Print out each entry below exactly, please.

>> Start Supplied information

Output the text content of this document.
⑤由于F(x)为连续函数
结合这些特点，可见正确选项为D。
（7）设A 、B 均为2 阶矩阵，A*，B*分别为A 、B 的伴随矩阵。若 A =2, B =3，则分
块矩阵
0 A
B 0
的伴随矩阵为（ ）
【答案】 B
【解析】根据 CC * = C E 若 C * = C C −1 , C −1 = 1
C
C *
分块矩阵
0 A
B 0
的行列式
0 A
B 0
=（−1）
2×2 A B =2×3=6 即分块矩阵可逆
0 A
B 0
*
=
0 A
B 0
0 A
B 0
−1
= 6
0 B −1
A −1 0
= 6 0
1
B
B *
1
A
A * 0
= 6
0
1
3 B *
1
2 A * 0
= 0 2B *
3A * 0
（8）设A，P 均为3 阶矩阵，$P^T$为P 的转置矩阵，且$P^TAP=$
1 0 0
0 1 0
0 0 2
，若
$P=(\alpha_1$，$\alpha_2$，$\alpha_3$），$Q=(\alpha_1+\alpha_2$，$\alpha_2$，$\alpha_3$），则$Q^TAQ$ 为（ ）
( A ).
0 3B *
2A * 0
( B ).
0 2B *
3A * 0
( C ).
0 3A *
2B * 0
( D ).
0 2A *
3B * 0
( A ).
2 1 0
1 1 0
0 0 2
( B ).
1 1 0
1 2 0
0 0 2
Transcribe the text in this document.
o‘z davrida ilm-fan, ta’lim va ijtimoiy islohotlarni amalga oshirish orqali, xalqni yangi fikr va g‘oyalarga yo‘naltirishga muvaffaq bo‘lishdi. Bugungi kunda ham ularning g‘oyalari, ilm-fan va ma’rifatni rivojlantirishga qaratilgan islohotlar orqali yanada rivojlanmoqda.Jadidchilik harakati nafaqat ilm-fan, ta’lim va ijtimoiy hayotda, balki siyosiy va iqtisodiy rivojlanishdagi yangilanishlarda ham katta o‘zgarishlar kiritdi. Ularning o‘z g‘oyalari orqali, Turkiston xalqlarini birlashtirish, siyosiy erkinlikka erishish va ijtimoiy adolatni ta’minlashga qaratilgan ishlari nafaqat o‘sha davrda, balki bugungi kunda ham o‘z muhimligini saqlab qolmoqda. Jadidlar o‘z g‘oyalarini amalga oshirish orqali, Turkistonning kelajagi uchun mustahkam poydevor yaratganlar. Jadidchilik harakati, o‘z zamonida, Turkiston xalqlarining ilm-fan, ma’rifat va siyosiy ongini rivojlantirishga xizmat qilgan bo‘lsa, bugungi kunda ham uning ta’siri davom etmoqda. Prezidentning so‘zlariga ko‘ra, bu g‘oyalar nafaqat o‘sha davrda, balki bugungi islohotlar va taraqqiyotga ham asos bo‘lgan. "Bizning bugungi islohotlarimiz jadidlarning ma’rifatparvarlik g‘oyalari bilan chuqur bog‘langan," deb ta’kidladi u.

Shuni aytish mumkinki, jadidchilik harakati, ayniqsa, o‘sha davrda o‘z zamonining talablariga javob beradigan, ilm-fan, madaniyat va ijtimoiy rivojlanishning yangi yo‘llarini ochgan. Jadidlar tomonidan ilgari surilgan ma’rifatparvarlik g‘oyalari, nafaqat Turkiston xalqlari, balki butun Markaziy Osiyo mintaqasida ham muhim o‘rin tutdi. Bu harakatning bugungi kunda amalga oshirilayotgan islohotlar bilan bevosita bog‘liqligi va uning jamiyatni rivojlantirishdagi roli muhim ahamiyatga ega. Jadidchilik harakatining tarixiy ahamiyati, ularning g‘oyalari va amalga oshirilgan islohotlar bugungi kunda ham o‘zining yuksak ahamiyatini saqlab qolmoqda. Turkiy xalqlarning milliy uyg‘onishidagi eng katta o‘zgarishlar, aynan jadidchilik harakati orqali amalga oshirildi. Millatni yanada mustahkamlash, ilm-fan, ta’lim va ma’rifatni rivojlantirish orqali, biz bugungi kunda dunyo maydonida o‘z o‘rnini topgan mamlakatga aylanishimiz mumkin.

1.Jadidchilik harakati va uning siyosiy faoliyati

>> End Supplied information

The response:
Output the text content of this document.
⑤由于F(x)为连续函数
结合这些特点，可见正确选项为D。
（7）设A 、B 均为2 阶矩阵，A*，B*分别为A 、B 的伴随矩阵。若 A =2, B =3，则分
块矩阵
0 A
B 0
的伴随矩阵为（ ）
【答案】 B
【解析】根据 CC * = C E 若 C * = C C −1 , C −1 = 1
C
C *
分块矩阵
0 A
B 0
的行列式
0 A
B 0
=（−1）
2×2 A B =2×3=6 即分块矩阵可逆
0 A
B 0
*
=
0 A
B 0
0 A
B 0
−1
= 6
0 B −1
A −1 0
= 6 0
1
B
B *
1
A
A * 0
= 6
0
1
3 B *
1
2 A * 0
= 0 2B *
3A * 0
（8）设A，P 均为3 阶矩阵，$P^T$为P 的转置矩阵，且$P^TAP=$
1 0 0
0 1 0
0 0 2
，若
$P=(\alpha_1$，$\alpha_2$，$\alpha_3$），$Q=(\alpha_1+\alpha_2$，$\alpha_2$，$\alpha_3$），则$Q^TAQ$ 为（ ）
( A ).
0 3B *
2A * 0
( B ).
0 2B *
3A * 0
( C ).
0 3A *
2B * 0
( D ).
0 2A *
3B * 0
( A ).
2 1 0
1 1 0
0 0 2
( B ).
1 1 0
1 2 0
0 0 2
Transcribe the text in this document.
o‘z davrida ilm-fan, ta’lim va ijtimoiy islohotlarni amalga oshirish orqali, xalqni yangi fikr va g‘oyalarga yo‘naltirishga muvaffaq bo‘lishdi. Bugungi kunda ham ularning g‘oyalari, ilm-fan va ma’rifatni rivojlantirishga qaratilgan islohotlar orqali yanada rivojlanmoqda.Jadidchilik harakati nafaqat ilm-fan, ta’lim va ijtimoiy hayotda, balki siyosiy va iqtisodiy rivojlanishdagi yangilanishlarda ham katta o‘zgarishlar kiritdi. Ularning o‘z g‘oyalari orqali, Turkiston xalqlarini birlashtirish, siyosiy erkinlikka erishish va ijtimoiy adolatni ta’minlashga qaratilgan ishlari nafaqat o‘sha davrda, balki bugungi kunda ham o‘z muhimligini saqlab qolmoqda. Jadidlar o‘z g‘oyalarini amalga oshirish orqali, Turkistonning kelajagi uchun mustahkam poydevor yaratganlar. Jadidchilik harakati, o‘z zamonida, Turkiston xalqlarining ilm-fan, ma’rifat va siyosiy ongini rivojlantirishga xizmat qilgan bo‘lsa, bugungi kunda ham uning ta’siri davom etmoqda. Prezidentning so‘zlariga ko‘ra, bu g‘oyalar nafaqat o‘sha davrda, balki bugungi islohotlar va taraqqiyotga ham asos bo‘lgan. "Bizning bugungi islohotlarimiz jadidlarning ma’rifatparvarlik g‘oyalari bilan chuqur bog‘langan," deb ta’kidladi u.

Shuni aytish mumkinki, jadidchilik harakati, ayniqsa, o‘sha davrda o‘z zamonining talablariga javob beradigan, ilm-fan, madaniyat va ijtimoiy rivojlanishning yangi yo‘llarini ochgan. Jadidlar tomonidan ilgari surilgan ma’rifatparvarlik g‘oyalari, nafaqat Turkiston xalqlari, balki butun Markaziy Osiyo mintaqasida ham muhim o‘rin tutdi. Bu harakatning bugungi kunda amalga oshirilayotgan islohotlar bilan bevosita bog‘liqligi va uning jamiyatni rivojlantirishdagi roli muhim ahamiyatga ega. Jadidchilik harakatining tarixiy ahamiyati, ularning g‘oyalari va amalga oshirilgan islohotlar bugungi kunda ham o‘zining yuksak ahamiyatini saqlab qolmoqda. Turkiy xalqlarning milliy uyg‘onishidagi eng katta o‘zgarishlar, aynan jadidchilik harakati orqali amalga oshirildi. Millatni yanada mustahkamlash, ilm-fan, ta’lim va ma’rifatni rivojlantirish orqali, biz bugungi kunda dunyo maydonida o‘z o‘rnini topgan mamlakatga aylanishimiz mumkin.

1.Jadidchilik harakati va uning siyosiy faoliyati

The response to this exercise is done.